## Objective
Every entry must be duplicated precisely as written.
--- begin ---
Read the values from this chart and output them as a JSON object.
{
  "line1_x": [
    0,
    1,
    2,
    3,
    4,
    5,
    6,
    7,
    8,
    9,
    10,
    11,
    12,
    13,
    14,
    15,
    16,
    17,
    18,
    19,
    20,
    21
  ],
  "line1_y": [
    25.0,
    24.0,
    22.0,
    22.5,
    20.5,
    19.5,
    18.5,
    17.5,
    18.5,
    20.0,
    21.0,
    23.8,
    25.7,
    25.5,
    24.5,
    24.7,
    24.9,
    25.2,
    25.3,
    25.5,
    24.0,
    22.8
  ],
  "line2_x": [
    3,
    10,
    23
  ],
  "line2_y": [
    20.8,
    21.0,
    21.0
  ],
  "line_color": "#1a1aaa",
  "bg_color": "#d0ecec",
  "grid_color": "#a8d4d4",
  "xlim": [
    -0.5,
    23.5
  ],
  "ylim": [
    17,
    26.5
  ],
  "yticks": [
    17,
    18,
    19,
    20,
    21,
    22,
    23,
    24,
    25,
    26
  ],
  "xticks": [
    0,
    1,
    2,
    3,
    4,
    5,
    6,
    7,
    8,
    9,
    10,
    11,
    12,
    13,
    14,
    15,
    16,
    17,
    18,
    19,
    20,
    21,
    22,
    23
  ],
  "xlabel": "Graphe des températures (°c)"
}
--- end ---
## Full response
Read the values from this chart and output them as a JSON object.
{
  "line1_x": [
    0,
    1,
    2,
    3,
    4,
    5,
    6,
    7,
    8,
    9,
    10,
    11,
    12,
    13,
    14,
    15,
    16,
    17,
    18,
    19,
    20,
    21
  ],
  "line1_y": [
    25.0,
    24.0,
    22.0,
    22.5,
    20.5,
    19.5,
    18.5,
    17.5,
    18.5,
    20.0,
    21.0,
    23.8,
    25.7,
    25.5,
    24.5,
    24.7,
    24.9,
    25.2,
    25.3,
    25.5,
    24.0,
    22.8
  ],
  "line2_x": [
    3,
    10,
    23
  ],
  "line2_y": [
    20.8,
    21.0,
    21.0
  ],
  "line_color": "#1a1aaa",
  "bg_color": "#d0ecec",
  "grid_color": "#a8d4d4",
  "xlim": [
    -0.5,
    23.5
  ],
  "ylim": [
    17,
    26.5
  ],
  "yticks": [
    17,
    18,
    19,
    20,
    21,
    22,
    23,
    24,
    25,
    26
  ],
  "xticks": [
    0,
    1,
    2,
    3,
    4,
    5,
    6,
    7,
    8,
    9,
    10,
    11,
    12,
    13,
    14,
    15,
    16,
    17,
    18,
    19,
    20,
    21,
    22,
    23
  ],
  "xlabel": "Graphe des températures (°c)"
}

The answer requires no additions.